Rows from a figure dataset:
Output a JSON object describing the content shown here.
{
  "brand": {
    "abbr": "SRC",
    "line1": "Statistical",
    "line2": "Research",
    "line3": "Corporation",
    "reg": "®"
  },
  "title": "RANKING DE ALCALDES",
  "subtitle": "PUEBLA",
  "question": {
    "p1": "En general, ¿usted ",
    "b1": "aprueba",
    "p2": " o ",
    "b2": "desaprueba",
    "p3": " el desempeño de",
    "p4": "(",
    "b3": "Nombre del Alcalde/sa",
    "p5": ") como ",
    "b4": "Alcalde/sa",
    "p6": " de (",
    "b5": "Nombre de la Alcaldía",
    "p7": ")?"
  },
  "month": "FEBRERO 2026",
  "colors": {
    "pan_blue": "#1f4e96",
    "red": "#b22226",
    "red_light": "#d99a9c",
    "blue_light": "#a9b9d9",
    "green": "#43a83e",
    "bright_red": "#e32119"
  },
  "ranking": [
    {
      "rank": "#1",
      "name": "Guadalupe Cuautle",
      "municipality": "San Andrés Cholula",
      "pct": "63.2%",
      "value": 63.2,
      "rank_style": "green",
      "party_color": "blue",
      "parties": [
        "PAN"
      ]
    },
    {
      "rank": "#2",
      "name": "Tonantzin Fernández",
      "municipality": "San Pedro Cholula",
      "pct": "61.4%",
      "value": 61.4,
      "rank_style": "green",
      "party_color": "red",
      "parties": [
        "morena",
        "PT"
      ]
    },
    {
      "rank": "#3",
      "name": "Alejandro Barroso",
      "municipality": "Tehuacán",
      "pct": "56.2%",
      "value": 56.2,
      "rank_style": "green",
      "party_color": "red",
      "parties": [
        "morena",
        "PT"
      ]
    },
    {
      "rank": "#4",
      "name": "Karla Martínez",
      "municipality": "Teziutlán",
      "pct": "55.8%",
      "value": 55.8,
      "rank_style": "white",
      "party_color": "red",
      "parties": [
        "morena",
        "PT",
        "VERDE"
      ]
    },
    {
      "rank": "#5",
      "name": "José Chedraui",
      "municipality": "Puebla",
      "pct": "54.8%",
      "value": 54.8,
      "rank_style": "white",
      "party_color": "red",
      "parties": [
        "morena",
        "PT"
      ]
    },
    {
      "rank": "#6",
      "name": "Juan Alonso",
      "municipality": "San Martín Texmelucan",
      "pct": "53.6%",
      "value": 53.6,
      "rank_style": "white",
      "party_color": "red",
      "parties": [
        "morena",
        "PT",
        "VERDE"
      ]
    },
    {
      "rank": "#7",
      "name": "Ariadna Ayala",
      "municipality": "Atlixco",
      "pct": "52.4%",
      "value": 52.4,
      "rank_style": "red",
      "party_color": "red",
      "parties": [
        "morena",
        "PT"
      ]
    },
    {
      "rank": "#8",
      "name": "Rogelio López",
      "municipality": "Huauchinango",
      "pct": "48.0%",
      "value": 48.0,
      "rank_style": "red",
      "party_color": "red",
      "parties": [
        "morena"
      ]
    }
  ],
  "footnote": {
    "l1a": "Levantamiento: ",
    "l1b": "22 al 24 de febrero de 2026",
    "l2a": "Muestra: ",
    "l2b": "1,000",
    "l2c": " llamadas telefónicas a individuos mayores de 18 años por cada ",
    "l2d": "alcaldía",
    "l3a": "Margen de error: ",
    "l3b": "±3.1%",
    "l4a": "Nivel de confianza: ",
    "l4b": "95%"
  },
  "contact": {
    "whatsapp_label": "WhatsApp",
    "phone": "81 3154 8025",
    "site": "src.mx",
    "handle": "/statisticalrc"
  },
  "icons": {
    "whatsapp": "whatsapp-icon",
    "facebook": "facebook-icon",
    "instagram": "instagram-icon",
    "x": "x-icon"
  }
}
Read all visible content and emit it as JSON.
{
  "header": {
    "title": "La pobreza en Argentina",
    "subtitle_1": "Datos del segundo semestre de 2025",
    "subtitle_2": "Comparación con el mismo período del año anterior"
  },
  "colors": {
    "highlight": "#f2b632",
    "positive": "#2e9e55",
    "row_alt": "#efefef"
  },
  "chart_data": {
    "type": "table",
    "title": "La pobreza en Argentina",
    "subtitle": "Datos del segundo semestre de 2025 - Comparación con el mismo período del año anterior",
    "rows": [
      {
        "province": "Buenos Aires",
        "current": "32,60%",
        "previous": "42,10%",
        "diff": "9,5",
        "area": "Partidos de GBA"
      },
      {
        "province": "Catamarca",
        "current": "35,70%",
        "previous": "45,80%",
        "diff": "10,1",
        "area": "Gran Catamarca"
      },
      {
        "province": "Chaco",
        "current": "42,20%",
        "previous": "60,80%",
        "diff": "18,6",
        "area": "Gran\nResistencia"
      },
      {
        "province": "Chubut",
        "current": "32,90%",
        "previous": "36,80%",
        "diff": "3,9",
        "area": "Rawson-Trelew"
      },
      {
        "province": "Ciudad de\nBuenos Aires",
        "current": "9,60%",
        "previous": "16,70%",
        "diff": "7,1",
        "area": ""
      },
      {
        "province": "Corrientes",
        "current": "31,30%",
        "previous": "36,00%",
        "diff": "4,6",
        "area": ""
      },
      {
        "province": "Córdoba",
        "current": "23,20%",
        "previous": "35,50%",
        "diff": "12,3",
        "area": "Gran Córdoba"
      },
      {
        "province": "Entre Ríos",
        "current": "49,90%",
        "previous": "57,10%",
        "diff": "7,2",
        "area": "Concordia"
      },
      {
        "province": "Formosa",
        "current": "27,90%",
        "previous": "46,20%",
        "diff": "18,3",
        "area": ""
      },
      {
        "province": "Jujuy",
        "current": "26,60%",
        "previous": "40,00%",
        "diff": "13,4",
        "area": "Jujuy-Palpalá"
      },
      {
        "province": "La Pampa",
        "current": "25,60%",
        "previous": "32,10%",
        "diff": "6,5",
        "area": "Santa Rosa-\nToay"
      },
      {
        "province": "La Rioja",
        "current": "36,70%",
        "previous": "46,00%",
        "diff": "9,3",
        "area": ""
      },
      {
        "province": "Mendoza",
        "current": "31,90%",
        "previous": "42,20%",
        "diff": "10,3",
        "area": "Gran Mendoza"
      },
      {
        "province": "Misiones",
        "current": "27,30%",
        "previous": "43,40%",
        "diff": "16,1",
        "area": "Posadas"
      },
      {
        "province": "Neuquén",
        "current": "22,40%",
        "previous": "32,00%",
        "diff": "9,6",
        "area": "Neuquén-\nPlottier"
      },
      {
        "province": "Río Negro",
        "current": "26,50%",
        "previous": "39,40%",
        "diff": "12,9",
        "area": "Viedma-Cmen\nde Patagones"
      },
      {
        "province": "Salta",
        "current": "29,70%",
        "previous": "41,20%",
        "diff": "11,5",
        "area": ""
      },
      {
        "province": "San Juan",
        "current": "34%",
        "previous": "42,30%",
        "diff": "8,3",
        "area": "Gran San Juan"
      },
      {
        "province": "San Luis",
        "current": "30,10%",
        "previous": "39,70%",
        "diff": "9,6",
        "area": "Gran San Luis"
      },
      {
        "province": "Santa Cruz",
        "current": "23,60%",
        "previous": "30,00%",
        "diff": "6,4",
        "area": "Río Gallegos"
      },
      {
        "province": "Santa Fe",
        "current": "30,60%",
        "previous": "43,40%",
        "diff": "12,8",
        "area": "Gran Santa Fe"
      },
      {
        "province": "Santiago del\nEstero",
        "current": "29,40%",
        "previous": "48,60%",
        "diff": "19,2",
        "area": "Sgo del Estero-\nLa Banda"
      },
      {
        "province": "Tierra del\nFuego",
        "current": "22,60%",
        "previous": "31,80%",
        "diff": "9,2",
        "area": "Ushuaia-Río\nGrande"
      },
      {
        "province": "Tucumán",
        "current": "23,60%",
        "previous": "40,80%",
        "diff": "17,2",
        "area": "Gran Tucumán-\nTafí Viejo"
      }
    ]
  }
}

What the task requires: Find the lines that include the string "Tucumán", then copy each of them.

Written response:
        "province": "Tucumán",
        "area": "Gran Tucumán-\nTafí Viejo"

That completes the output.